start Listed records
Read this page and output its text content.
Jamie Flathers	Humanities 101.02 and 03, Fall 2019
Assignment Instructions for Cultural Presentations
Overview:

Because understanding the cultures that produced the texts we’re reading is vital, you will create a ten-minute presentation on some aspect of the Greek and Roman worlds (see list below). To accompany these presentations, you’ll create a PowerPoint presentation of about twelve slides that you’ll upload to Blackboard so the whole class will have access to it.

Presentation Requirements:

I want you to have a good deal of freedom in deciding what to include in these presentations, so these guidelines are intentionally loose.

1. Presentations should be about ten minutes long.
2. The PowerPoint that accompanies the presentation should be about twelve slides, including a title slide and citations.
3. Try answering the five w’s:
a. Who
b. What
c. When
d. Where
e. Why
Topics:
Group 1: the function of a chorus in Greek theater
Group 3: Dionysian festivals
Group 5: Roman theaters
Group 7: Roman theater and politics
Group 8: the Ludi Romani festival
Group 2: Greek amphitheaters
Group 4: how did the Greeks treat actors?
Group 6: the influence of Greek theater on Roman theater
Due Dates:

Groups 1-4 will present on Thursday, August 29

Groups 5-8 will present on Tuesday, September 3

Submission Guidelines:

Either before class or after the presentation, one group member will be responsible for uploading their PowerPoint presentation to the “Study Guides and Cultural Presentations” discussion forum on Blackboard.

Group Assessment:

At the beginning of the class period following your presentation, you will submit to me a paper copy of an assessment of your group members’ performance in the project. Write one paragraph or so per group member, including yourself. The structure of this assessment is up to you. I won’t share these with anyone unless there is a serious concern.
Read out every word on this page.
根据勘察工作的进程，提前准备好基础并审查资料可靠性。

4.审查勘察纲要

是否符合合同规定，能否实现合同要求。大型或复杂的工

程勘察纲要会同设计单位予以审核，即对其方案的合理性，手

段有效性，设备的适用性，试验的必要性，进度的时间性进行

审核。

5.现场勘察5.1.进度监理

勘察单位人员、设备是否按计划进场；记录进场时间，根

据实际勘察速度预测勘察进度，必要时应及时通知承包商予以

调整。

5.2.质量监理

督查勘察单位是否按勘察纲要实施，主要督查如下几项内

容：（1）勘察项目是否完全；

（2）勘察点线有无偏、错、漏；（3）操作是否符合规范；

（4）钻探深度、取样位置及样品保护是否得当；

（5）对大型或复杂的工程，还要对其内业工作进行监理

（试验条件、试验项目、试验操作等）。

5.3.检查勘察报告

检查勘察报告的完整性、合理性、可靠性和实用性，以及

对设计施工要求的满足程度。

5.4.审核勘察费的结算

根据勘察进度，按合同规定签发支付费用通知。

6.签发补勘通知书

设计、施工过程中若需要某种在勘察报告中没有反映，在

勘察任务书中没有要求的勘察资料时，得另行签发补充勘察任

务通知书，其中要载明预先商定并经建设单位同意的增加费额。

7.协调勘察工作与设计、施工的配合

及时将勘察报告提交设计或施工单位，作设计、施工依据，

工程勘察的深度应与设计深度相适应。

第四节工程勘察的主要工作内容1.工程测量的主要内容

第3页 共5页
end Listed records
Work to do ::
Starting at the line that contains "Read out every word on this page.", retype each line through the end of the listing above and nothing else.

Task output ::
Read out every word on this page.
根据勘察工作的进程，提前准备好基础并审查资料可靠性。

4.审查勘察纲要

是否符合合同规定，能否实现合同要求。大型或复杂的工

程勘察纲要会同设计单位予以审核，即对其方案的合理性，手

段有效性，设备的适用性，试验的必要性，进度的时间性进行

审核。

5.现场勘察5.1.进度监理

勘察单位人员、设备是否按计划进场；记录进场时间，根

据实际勘察速度预测勘察进度，必要时应及时通知承包商予以

调整。

5.2.质量监理

督查勘察单位是否按勘察纲要实施，主要督查如下几项内

容：（1）勘察项目是否完全；

（2）勘察点线有无偏、错、漏；（3）操作是否符合规范；

（4）钻探深度、取样位置及样品保护是否得当；

（5）对大型或复杂的工程，还要对其内业工作进行监理

（试验条件、试验项目、试验操作等）。

5.3.检查勘察报告

检查勘察报告的完整性、合理性、可靠性和实用性，以及

对设计施工要求的满足程度。

5.4.审核勘察费的结算

根据勘察进度，按合同规定签发支付费用通知。

6.签发补勘通知书

设计、施工过程中若需要某种在勘察报告中没有反映，在

勘察任务书中没有要求的勘察资料时，得另行签发补充勘察任

务通知书，其中要载明预先商定并经建设单位同意的增加费额。

7.协调勘察工作与设计、施工的配合

及时将勘察报告提交设计或施工单位，作设计、施工依据，

工程勘察的深度应与设计深度相适应。

第四节工程勘察的主要工作内容1.工程测量的主要内容

第3页 共5页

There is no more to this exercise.